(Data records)
· · · ·
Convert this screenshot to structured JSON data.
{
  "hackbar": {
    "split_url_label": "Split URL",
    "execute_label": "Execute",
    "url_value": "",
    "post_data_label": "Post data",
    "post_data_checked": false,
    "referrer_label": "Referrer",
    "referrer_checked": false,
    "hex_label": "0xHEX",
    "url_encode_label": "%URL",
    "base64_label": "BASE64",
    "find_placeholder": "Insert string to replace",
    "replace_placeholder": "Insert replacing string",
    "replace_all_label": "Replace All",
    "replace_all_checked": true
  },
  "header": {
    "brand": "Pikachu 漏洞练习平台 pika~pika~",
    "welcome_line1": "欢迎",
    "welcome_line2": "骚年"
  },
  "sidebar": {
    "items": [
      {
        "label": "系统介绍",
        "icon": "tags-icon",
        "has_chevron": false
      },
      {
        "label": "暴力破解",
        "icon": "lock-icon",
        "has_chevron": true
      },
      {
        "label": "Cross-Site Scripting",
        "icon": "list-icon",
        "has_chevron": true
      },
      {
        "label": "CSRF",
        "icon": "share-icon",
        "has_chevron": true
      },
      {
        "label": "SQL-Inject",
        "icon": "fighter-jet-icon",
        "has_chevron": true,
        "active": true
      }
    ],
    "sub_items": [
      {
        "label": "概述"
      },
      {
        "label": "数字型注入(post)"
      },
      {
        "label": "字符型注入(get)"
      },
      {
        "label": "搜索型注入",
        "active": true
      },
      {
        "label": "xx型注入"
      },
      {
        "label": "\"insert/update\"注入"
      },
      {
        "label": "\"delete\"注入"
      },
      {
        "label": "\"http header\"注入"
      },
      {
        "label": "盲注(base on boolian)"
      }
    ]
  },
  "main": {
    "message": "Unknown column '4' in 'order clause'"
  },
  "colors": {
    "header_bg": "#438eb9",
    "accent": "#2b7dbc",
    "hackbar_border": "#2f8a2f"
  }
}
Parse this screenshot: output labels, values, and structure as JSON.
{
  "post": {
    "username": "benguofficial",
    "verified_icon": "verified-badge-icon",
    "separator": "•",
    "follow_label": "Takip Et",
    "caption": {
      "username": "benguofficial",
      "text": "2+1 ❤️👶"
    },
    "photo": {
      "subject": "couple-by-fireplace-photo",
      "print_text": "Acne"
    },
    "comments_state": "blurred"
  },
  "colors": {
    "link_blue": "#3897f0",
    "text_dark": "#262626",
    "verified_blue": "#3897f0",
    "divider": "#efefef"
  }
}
· · · ·
AIM OF THE TASK -> Set down nothing but the lines from the one with "Parse this screenshot: output" through the end of the records, keeping each line exactly as written and including both ends.

PROBLEM SOLUTION ->
Parse this screenshot: output labels, values, and structure as JSON.
{
  "post": {
    "username": "benguofficial",
    "verified_icon": "verified-badge-icon",
    "separator": "•",
    "follow_label": "Takip Et",
    "caption": {
      "username": "benguofficial",
      "text": "2+1 ❤️👶"
    },
    "photo": {
      "subject": "couple-by-fireplace-photo",
      "print_text": "Acne"
    },
    "comments_state": "blurred"
  },
  "colors": {
    "link_blue": "#3897f0",
    "text_dark": "#262626",
    "verified_blue": "#3897f0",
    "divider": "#efefef"
  }
}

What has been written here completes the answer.